→ **SET EXERCISE**
Copy each line of the entries beneath that contains the word "Khartoum".

→ **EXCERPTED DATA**
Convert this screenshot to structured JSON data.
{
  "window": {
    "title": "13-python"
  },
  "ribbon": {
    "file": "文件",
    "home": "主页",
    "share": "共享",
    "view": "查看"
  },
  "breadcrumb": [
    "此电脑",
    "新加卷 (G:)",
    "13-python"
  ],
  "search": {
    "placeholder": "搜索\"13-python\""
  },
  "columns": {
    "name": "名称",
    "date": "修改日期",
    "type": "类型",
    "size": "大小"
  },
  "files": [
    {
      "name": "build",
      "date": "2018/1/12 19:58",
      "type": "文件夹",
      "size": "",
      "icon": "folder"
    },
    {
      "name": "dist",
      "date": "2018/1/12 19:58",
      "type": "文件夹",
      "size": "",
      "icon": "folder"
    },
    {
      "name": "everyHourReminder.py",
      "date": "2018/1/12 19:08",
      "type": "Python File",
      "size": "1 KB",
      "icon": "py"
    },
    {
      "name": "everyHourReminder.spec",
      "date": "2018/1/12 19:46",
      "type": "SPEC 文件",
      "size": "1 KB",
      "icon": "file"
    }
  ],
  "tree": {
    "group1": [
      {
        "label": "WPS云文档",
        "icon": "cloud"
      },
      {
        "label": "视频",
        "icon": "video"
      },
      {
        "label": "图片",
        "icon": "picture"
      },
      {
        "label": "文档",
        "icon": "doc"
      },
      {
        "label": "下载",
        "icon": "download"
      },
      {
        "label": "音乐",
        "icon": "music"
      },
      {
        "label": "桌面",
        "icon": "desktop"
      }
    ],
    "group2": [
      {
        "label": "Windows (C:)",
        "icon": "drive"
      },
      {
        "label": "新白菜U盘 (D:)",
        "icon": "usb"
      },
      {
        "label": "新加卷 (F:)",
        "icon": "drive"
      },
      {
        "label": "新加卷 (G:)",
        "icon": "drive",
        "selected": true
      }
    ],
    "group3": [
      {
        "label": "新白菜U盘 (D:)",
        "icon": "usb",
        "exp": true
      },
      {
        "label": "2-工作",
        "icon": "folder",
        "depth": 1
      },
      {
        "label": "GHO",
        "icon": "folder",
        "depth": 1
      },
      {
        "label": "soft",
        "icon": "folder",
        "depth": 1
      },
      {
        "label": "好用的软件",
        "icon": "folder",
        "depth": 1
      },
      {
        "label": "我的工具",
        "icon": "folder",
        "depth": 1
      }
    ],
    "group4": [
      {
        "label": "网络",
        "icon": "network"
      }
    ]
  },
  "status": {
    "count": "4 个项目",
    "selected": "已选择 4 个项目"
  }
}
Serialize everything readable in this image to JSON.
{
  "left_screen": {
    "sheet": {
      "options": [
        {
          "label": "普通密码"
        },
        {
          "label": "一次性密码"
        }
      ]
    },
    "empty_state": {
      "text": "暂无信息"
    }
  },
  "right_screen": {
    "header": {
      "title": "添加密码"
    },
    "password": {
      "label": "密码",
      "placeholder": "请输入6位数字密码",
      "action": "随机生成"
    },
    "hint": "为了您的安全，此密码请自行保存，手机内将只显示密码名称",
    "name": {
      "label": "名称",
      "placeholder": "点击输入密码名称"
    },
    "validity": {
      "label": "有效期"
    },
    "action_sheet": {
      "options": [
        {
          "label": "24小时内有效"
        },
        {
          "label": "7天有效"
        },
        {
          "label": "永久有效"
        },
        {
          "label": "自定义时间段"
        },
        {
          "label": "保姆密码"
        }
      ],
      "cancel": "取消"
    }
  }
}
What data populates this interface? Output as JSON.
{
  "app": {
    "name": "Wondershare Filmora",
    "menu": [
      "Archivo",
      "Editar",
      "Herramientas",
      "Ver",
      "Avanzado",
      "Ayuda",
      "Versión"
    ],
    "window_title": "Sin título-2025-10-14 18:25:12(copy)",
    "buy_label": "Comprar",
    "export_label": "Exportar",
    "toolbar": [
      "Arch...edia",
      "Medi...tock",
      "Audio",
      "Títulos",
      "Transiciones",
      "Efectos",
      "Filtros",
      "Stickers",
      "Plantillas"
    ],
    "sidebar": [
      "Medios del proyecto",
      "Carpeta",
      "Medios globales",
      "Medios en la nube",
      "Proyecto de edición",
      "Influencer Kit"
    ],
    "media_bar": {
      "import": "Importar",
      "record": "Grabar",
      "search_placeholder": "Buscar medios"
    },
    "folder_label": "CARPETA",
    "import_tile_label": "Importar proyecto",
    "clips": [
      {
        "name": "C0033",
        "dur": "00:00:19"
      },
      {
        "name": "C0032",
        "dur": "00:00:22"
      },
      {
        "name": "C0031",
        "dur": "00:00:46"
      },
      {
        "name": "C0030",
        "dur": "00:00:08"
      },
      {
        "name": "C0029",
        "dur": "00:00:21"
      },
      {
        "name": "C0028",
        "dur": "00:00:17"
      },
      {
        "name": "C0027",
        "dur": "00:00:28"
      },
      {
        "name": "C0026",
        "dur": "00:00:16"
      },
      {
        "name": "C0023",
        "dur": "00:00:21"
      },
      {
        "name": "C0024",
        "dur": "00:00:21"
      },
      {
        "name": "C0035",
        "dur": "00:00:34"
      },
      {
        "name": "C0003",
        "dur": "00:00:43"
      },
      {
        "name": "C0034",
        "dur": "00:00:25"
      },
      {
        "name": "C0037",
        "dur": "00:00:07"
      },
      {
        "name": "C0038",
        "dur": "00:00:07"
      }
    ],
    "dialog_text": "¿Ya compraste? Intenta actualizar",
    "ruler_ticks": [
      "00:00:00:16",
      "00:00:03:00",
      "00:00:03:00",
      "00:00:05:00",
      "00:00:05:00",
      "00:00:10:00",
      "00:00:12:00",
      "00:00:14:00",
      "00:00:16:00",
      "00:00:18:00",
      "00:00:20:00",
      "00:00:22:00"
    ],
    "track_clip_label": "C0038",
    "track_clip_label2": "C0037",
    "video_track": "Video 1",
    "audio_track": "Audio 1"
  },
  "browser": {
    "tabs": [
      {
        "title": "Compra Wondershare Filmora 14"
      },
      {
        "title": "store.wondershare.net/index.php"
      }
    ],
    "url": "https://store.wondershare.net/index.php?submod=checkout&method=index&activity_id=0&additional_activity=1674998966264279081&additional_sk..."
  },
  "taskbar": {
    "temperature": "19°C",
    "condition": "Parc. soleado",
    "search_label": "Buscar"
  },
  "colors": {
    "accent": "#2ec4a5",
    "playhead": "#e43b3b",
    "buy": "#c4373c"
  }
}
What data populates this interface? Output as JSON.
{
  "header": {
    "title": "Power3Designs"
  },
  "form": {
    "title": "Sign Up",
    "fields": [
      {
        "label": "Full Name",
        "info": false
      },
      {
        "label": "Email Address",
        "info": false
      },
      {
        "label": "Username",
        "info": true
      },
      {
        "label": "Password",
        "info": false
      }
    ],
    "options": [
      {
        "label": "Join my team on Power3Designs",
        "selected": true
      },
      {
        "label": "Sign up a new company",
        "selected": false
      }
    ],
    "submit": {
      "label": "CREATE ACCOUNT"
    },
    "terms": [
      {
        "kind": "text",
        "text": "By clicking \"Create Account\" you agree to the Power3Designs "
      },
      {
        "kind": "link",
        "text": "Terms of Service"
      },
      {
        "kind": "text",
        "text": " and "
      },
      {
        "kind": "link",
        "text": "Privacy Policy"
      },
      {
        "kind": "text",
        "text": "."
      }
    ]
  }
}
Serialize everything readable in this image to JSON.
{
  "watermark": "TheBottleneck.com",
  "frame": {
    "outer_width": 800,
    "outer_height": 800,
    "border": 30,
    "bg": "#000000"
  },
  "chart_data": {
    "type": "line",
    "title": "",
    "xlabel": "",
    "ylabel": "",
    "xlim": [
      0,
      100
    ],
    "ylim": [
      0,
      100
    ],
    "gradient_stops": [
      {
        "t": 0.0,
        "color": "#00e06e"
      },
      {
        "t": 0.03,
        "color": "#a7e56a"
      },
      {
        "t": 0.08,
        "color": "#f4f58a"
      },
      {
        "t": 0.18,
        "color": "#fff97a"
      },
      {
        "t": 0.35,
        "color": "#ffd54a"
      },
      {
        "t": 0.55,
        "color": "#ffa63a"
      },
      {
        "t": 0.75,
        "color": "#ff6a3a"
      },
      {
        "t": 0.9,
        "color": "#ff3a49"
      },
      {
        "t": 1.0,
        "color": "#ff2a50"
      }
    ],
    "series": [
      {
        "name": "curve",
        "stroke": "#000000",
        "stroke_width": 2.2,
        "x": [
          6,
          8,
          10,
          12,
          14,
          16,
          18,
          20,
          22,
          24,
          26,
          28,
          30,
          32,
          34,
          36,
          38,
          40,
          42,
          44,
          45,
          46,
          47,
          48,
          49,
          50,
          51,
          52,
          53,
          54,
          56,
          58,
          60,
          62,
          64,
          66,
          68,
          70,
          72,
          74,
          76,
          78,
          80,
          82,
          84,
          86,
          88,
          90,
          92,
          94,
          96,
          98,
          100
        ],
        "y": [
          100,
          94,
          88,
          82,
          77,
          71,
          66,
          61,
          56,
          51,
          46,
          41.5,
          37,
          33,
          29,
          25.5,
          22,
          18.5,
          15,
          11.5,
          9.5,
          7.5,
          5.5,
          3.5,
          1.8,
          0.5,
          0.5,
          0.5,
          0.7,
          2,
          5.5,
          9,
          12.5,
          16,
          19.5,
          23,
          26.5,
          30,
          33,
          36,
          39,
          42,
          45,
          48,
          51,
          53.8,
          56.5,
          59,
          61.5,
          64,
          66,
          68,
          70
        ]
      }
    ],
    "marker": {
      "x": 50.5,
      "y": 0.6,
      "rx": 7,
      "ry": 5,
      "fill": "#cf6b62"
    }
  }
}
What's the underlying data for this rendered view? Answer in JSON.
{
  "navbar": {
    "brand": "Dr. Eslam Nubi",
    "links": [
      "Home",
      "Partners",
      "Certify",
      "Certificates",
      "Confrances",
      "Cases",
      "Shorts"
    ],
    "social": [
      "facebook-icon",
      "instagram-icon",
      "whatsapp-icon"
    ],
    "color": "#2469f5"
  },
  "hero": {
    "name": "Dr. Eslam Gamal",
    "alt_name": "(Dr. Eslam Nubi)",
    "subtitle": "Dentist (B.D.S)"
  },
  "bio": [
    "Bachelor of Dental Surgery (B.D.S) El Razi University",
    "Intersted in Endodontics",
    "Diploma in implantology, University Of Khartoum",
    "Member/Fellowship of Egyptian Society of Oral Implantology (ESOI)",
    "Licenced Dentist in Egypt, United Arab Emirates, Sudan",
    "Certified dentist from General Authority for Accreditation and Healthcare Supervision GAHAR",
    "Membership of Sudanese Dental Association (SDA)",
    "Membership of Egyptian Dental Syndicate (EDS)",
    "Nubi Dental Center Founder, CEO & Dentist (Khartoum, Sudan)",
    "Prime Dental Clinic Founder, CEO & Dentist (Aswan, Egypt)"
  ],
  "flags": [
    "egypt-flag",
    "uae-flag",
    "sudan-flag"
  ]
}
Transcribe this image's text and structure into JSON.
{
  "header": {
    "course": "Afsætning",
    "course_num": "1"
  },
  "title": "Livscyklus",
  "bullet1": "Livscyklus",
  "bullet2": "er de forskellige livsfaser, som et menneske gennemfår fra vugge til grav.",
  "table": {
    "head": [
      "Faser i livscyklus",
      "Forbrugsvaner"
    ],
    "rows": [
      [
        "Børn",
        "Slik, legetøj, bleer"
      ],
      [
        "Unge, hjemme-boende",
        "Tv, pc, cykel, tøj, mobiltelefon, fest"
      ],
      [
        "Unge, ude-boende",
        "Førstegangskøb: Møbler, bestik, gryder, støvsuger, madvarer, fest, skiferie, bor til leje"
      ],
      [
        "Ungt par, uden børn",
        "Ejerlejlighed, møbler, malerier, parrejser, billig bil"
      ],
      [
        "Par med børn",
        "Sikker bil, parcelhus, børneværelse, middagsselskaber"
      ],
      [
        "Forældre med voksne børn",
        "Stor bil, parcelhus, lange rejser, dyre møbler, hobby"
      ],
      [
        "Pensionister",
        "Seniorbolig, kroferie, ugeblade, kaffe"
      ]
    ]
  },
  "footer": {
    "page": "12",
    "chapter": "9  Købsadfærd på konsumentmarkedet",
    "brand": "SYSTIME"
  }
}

→ **SOLUTION FOR THIS EXERCISE**
    "Diploma in implantology, University Of Khartoum",
    "Nubi Dental Center Founder, CEO & Dentist (Khartoum, Sudan)",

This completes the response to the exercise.